[Data records]
◇ ◇ ◇ ◇ ◇

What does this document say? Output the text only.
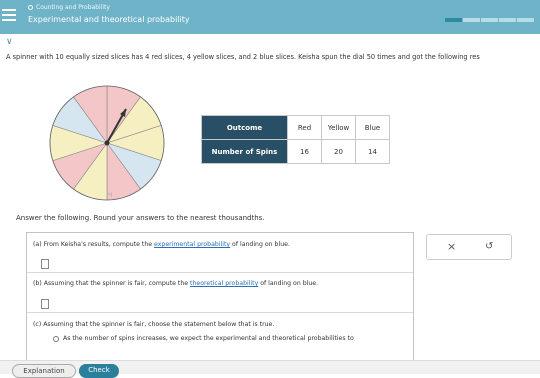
Counting and Probability
Experimental and theoretical probability
∨
A spinner with 10 equally sized slices has 4 red slices, 4 yellow slices, and 2 blue slices. Keisha spun the dial 50 times and got the following res
Ч
Outcome	Red	Yellow	Blue
Number of Spins	16	20	14
Answer the following. Round your answers to the nearest thousandths.
(a) From Keisha's results, compute the experimental probability of landing on blue.
(b) Assuming that the spinner is fair, compute the theoretical probability of landing on blue.
(c) Assuming that the spinner is fair, choose the statement below that is true.
As the number of spins increases, we expect the experimental and theoretical probabilities to
×	↺
Explanation	Check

◇ ◇ ◇ ◇ ◇

▸ What you have to do
Leave the pictures out and reproduce each record exactly as written.

▸ Answer below
What does this document say? Output the text only.
Counting and Probability
Experimental and theoretical probability
∨
A spinner with 10 equally sized slices has 4 red slices, 4 yellow slices, and 2 blue slices. Keisha spun the dial 50 times and got the following res
Ч
Outcome	Red	Yellow	Blue
Number of Spins	16	20	14
Answer the following. Round your answers to the nearest thousandths.
(a) From Keisha's results, compute the experimental probability of landing on blue.
(b) Assuming that the spinner is fair, compute the theoretical probability of landing on blue.
(c) Assuming that the spinner is fair, choose the statement below that is true.
As the number of spins increases, we expect the experimental and theoretical probabilities to
×	↺
Explanation	Check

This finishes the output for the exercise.